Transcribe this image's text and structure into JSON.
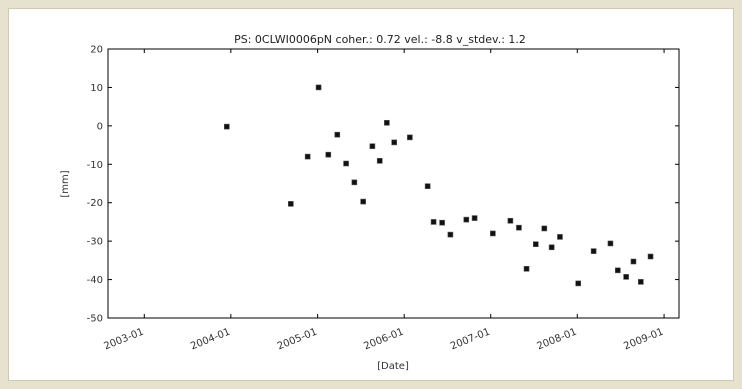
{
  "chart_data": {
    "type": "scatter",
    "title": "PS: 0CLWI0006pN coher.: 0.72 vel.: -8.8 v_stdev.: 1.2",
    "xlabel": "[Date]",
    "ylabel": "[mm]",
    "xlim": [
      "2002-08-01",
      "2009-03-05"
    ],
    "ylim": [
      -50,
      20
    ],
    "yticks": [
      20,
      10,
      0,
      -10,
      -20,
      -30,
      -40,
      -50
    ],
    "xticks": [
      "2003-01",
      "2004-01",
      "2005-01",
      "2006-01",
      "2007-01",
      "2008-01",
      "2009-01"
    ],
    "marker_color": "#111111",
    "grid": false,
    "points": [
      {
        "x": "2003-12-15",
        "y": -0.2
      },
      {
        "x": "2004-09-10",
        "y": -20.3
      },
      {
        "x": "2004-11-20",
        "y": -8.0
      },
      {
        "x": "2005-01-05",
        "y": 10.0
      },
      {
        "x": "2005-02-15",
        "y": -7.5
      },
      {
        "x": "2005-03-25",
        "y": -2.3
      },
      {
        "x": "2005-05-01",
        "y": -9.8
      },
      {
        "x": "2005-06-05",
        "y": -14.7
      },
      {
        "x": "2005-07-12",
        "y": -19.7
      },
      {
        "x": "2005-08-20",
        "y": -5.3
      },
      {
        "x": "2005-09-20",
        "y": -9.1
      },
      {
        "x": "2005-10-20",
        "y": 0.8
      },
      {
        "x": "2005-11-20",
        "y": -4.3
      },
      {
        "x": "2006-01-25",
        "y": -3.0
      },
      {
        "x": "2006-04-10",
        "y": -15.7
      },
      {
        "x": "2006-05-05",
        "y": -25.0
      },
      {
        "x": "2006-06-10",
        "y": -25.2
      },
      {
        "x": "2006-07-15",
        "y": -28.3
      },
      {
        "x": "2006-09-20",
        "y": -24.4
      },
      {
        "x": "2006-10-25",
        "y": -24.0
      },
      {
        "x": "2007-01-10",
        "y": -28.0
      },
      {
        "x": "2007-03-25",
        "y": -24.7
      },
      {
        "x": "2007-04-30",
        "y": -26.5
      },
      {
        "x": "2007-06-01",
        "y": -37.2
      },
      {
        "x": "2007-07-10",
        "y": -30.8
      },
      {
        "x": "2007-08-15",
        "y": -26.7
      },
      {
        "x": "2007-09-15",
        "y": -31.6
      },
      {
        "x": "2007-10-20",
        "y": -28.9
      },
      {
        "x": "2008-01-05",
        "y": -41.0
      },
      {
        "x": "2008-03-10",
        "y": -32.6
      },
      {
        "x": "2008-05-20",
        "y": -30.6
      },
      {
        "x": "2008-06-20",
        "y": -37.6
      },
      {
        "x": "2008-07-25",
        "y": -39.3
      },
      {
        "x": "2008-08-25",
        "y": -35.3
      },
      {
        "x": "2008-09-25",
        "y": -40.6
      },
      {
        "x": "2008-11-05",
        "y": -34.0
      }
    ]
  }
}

----

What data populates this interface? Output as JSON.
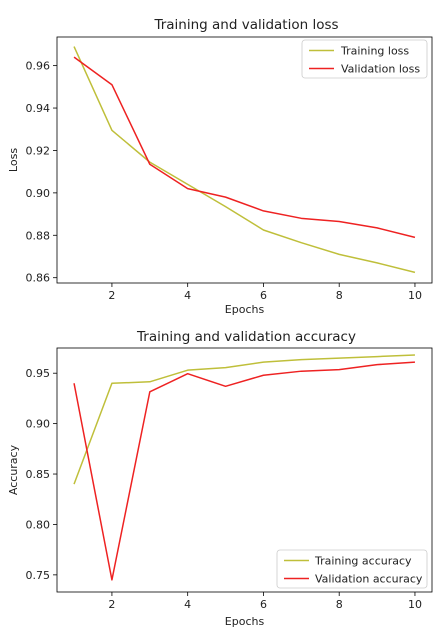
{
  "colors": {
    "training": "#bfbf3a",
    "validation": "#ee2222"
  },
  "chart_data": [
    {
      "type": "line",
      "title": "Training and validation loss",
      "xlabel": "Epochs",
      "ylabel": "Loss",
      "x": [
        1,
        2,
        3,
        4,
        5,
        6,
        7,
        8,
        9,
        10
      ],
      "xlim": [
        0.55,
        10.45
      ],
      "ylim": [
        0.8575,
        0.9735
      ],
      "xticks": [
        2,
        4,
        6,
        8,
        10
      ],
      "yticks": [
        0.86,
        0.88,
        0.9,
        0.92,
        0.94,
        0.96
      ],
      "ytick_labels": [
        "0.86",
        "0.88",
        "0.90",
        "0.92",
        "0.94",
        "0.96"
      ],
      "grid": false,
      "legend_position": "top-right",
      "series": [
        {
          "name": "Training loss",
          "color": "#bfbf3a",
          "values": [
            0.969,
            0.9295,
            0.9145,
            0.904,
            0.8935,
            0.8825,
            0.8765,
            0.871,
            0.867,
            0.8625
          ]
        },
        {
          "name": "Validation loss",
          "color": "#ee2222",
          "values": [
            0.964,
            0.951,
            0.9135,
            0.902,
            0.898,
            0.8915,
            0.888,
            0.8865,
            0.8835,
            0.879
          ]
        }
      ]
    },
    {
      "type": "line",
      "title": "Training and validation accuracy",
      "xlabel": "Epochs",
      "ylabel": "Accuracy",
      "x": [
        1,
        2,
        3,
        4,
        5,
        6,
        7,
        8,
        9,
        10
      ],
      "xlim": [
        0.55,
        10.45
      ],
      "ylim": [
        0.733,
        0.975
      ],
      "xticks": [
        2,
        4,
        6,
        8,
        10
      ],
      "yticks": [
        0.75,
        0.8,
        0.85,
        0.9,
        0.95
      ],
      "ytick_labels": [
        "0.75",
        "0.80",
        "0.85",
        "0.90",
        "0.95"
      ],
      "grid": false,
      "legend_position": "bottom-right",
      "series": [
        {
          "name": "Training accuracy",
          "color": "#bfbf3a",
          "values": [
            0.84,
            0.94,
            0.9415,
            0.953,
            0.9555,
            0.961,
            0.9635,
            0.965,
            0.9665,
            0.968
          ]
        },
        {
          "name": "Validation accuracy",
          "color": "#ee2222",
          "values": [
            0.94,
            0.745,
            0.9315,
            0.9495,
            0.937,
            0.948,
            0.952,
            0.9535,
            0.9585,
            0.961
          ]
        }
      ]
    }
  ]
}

----

**EXERCISE BRIEF:**
Return each line where "this" shows up.

**COMPLETE ANSWER:**
Transcribe this image's text and structure into JSON.
What data populates this interface? Output as JSON.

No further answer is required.